- _Work to do_
Scan the entries below for the word "data". Copy each line that has it.

- _Material supplied_
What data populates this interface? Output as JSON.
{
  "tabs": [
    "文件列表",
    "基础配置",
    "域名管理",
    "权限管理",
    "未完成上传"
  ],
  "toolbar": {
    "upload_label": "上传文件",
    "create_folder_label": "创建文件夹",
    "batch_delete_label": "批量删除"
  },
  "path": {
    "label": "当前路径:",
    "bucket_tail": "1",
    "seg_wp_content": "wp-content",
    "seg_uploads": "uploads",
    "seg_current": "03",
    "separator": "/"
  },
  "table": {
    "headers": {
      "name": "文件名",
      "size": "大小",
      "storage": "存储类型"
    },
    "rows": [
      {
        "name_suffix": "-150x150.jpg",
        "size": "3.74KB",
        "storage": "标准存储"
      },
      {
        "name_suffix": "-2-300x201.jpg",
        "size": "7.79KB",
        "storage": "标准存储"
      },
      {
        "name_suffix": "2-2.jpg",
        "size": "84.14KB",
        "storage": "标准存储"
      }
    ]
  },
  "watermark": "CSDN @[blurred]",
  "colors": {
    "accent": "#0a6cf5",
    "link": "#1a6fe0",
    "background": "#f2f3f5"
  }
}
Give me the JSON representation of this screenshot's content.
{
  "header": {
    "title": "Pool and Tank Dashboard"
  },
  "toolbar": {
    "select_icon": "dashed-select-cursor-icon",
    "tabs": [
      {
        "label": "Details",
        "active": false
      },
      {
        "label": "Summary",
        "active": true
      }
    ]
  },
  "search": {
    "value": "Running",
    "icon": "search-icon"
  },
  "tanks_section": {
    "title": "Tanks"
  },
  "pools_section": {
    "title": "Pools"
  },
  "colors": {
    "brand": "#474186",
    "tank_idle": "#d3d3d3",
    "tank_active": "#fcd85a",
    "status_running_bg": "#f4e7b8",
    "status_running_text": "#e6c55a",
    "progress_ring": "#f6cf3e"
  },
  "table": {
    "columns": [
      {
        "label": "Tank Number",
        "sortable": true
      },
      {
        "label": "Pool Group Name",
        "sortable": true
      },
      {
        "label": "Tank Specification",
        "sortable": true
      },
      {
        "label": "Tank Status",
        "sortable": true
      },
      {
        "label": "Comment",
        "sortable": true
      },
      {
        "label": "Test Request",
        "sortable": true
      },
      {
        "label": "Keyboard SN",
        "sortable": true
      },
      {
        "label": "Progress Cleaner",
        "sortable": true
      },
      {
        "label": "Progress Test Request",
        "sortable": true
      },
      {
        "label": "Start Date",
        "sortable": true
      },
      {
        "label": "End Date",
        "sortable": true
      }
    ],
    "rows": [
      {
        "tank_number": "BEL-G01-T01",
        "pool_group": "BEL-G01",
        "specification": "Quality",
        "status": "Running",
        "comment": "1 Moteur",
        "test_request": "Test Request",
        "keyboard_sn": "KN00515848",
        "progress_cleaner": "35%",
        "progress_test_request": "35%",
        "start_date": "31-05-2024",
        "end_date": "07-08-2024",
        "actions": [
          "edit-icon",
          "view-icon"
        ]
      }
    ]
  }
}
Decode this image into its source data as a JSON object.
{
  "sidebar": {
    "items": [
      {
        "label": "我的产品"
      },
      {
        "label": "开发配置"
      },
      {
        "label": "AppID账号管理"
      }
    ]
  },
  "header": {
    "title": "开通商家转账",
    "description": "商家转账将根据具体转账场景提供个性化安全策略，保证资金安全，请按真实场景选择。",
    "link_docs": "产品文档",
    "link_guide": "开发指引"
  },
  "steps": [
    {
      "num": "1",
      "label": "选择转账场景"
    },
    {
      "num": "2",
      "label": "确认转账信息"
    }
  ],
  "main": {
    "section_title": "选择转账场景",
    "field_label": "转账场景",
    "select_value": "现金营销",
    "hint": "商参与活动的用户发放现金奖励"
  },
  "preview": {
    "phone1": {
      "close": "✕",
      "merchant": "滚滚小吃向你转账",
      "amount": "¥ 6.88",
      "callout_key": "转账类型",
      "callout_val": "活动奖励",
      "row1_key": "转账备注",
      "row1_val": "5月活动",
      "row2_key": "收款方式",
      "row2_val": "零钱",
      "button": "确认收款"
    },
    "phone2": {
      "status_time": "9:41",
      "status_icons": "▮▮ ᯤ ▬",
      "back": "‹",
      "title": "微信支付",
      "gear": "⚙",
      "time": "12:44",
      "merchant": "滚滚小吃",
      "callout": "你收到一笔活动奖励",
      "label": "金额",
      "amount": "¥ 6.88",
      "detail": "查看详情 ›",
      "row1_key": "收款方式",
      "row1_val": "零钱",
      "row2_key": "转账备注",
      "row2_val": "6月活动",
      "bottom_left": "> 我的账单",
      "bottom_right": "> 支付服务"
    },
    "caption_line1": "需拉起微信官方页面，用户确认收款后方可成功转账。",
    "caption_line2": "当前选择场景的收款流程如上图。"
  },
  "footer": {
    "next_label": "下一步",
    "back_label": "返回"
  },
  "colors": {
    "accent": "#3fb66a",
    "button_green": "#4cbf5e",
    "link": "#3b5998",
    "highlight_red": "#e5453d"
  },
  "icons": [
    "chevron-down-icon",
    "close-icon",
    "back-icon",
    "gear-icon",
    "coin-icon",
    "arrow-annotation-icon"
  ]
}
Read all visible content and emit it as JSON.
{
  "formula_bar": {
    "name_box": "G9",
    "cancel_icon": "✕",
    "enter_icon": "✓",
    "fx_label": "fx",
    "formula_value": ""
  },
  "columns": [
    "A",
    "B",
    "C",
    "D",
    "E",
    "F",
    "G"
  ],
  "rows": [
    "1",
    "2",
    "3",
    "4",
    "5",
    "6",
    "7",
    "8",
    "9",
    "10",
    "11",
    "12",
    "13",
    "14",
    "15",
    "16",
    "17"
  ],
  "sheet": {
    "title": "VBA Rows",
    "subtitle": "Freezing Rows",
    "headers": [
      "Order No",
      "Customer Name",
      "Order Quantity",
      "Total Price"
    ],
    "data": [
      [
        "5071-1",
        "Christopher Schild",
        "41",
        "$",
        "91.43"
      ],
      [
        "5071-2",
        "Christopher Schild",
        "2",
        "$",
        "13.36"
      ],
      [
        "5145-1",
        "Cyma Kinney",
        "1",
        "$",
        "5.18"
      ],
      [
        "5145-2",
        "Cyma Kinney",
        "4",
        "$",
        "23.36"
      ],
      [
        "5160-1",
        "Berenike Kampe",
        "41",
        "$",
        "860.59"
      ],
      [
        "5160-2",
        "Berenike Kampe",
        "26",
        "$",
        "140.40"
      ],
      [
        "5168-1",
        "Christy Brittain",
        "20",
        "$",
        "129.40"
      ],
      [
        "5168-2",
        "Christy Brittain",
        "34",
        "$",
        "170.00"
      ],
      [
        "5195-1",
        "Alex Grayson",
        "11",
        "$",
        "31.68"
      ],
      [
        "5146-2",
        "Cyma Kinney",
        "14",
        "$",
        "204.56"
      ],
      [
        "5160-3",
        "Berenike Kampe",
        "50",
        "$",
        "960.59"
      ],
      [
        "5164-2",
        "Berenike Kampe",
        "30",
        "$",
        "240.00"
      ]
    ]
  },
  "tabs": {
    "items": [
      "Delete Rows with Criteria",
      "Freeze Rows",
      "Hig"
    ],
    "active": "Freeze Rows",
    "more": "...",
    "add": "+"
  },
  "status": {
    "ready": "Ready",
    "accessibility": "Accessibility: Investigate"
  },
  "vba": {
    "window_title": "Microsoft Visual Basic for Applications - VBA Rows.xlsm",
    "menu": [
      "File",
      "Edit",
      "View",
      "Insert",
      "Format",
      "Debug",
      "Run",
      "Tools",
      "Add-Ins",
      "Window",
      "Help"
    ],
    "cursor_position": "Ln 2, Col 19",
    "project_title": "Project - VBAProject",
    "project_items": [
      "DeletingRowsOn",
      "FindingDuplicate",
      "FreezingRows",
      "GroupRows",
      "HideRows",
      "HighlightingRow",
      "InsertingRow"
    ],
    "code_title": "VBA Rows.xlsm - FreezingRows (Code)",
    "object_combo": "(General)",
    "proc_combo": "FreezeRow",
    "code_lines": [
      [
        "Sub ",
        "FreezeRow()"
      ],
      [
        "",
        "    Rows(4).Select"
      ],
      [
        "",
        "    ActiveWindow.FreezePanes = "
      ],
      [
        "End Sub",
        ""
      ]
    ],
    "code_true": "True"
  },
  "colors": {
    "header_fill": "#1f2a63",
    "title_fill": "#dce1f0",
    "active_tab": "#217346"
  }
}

- _Answer below_
What data populates this interface? Output as JSON.
Decode this image into its source data as a JSON object.
    "data": [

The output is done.